▸ Material to process:
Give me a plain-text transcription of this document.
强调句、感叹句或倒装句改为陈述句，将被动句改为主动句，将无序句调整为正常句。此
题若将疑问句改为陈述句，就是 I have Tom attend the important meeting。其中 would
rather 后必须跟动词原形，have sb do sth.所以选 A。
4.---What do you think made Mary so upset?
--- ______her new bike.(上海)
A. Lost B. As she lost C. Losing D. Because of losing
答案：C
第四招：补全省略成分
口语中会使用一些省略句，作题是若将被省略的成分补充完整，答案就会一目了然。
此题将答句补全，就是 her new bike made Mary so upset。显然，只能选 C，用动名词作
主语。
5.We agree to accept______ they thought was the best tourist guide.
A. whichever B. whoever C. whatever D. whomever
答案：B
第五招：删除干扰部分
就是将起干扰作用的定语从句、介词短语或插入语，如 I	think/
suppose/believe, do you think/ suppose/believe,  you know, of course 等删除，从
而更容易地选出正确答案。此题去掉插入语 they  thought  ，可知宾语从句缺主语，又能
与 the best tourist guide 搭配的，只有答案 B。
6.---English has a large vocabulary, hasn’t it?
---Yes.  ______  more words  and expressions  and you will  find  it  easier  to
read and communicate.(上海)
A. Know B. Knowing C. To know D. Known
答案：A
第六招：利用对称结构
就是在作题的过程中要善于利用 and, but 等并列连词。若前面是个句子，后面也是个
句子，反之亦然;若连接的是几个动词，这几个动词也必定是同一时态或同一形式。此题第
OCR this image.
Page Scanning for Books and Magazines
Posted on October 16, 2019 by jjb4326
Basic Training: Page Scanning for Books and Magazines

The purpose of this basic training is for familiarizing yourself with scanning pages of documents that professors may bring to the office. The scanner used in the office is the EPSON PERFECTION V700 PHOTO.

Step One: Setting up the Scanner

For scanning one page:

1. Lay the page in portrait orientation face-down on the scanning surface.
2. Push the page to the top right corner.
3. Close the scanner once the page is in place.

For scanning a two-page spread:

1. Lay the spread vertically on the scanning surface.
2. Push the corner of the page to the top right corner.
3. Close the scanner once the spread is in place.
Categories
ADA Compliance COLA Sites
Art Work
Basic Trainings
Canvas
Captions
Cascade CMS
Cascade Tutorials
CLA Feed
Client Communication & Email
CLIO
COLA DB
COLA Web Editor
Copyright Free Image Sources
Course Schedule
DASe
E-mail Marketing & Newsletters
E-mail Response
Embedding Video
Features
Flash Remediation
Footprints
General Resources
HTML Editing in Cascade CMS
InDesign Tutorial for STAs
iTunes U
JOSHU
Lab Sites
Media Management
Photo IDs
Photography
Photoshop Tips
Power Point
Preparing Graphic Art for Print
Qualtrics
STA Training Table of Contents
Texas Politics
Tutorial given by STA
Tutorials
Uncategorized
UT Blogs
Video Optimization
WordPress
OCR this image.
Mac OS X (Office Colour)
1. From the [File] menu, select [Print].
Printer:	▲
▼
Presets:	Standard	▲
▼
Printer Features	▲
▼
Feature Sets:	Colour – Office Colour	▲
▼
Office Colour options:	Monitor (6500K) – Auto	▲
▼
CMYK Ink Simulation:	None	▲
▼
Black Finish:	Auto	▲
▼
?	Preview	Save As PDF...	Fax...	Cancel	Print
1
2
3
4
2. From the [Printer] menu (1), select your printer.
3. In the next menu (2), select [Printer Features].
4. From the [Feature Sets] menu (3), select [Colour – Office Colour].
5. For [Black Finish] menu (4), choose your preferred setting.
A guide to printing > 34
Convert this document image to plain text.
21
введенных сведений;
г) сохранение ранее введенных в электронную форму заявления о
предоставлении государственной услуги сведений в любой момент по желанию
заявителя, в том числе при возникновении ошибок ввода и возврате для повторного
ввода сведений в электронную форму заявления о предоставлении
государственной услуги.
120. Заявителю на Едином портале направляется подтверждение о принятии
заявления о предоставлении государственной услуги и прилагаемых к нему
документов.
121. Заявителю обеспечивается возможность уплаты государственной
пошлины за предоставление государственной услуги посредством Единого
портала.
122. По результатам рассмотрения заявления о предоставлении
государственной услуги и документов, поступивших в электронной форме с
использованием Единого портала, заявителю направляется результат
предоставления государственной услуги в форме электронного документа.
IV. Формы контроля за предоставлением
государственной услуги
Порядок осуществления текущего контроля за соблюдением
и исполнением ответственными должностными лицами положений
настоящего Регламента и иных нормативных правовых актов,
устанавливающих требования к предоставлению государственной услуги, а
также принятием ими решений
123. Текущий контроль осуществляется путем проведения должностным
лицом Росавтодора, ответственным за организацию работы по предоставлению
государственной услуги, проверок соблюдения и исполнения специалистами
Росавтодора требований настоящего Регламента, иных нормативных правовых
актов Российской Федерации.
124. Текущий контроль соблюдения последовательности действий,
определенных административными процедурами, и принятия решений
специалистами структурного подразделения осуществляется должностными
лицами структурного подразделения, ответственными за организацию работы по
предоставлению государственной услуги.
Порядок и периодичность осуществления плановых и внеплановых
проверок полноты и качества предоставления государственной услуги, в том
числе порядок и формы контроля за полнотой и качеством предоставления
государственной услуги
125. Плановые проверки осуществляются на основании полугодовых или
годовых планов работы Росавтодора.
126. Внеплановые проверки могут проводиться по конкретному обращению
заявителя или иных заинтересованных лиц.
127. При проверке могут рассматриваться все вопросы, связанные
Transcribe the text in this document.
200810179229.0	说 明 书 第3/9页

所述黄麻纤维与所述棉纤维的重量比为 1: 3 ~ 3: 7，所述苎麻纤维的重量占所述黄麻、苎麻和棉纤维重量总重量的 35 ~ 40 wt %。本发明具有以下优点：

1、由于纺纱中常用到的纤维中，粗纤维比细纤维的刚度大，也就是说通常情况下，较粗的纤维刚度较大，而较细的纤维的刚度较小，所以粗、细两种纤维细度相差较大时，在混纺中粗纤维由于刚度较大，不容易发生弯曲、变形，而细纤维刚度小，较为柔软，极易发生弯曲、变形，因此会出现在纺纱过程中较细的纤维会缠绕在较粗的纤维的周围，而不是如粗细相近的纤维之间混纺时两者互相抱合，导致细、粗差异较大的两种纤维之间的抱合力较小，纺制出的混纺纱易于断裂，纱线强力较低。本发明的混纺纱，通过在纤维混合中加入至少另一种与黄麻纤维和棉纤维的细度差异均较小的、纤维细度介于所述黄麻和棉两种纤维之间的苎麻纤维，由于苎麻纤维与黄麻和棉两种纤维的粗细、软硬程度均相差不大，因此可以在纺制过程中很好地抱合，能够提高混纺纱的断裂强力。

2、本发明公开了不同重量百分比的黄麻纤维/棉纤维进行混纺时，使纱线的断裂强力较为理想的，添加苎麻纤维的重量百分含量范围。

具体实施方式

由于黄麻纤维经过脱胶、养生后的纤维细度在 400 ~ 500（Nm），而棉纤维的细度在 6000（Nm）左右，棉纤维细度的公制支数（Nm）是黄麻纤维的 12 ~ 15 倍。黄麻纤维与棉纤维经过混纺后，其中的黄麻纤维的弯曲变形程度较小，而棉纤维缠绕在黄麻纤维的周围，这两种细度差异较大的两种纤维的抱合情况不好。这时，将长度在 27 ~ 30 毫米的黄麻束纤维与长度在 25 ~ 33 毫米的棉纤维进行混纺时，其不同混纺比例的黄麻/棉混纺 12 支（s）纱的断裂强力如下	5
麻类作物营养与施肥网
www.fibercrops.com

▸ Instructions to follow:
The lines to collect are those holding the string "Auto"; copy them all.

▸ Exercise solution:
Office Colour options:	Monitor (6500K) – Auto	▲
Black Finish:	Auto	▲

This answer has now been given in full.